Stored data:
┌──
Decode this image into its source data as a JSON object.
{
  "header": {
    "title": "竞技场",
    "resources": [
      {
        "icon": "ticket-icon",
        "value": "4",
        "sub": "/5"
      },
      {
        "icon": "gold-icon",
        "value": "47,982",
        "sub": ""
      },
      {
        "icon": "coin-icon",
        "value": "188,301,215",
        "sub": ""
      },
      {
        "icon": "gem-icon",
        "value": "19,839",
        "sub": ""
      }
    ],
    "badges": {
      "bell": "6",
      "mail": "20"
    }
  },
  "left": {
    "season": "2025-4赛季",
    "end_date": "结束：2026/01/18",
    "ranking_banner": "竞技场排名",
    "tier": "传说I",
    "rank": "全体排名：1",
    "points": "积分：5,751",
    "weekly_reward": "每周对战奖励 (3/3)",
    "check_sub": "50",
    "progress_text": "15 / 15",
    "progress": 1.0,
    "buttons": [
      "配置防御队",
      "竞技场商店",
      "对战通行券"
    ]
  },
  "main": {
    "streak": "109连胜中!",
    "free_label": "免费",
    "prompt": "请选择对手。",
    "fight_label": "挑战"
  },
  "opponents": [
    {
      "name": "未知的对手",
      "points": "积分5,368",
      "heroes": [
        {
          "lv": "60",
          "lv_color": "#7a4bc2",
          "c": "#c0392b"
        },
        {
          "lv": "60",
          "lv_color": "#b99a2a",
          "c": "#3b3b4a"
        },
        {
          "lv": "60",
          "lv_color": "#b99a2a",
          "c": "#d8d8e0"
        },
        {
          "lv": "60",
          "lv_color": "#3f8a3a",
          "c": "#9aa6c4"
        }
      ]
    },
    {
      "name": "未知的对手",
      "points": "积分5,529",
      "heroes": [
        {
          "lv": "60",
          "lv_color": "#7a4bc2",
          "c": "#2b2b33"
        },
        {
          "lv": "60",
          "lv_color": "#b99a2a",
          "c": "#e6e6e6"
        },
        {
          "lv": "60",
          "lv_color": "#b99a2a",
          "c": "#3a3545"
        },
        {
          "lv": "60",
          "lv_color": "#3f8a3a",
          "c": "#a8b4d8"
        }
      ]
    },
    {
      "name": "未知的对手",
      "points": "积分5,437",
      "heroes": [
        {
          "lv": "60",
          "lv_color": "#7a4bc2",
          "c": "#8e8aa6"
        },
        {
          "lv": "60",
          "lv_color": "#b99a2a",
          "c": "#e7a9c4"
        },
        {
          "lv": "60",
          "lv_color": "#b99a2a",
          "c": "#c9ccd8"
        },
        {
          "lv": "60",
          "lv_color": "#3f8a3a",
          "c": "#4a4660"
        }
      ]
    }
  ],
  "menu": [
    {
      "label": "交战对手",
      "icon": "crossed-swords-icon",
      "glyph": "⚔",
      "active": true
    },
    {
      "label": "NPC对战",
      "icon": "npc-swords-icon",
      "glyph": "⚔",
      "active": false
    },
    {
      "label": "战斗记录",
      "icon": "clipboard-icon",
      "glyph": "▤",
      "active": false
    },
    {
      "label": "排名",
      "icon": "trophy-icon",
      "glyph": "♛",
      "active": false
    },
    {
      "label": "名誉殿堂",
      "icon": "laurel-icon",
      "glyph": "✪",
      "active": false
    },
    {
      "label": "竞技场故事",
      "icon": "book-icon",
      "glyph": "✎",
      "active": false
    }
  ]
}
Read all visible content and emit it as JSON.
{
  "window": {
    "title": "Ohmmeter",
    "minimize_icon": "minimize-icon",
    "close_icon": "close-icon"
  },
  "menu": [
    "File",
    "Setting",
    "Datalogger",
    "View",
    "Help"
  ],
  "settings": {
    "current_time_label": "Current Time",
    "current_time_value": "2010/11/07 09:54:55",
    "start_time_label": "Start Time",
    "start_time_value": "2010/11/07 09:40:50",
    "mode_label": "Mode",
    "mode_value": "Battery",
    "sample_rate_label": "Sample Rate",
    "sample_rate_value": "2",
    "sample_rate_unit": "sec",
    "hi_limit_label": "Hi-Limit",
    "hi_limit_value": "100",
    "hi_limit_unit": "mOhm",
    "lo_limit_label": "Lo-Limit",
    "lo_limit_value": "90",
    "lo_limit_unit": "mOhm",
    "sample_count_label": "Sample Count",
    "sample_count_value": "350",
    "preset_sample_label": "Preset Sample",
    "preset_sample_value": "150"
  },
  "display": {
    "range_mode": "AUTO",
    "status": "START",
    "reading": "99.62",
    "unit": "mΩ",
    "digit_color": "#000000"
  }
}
└──
Do this> Repeat exactly the lines starting at the line with "Read all visible content and emit it as JSON." and ending with the final line of the entries. Include nothing else.

Expected answer>
Read all visible content and emit it as JSON.
{
  "window": {
    "title": "Ohmmeter",
    "minimize_icon": "minimize-icon",
    "close_icon": "close-icon"
  },
  "menu": [
    "File",
    "Setting",
    "Datalogger",
    "View",
    "Help"
  ],
  "settings": {
    "current_time_label": "Current Time",
    "current_time_value": "2010/11/07 09:54:55",
    "start_time_label": "Start Time",
    "start_time_value": "2010/11/07 09:40:50",
    "mode_label": "Mode",
    "mode_value": "Battery",
    "sample_rate_label": "Sample Rate",
    "sample_rate_value": "2",
    "sample_rate_unit": "sec",
    "hi_limit_label": "Hi-Limit",
    "hi_limit_value": "100",
    "hi_limit_unit": "mOhm",
    "lo_limit_label": "Lo-Limit",
    "lo_limit_value": "90",
    "lo_limit_unit": "mOhm",
    "sample_count_label": "Sample Count",
    "sample_count_value": "350",
    "preset_sample_label": "Preset Sample",
    "preset_sample_value": "150"
  },
  "display": {
    "range_mode": "AUTO",
    "status": "START",
    "reading": "99.62",
    "unit": "mΩ",
    "digit_color": "#000000"
  }
}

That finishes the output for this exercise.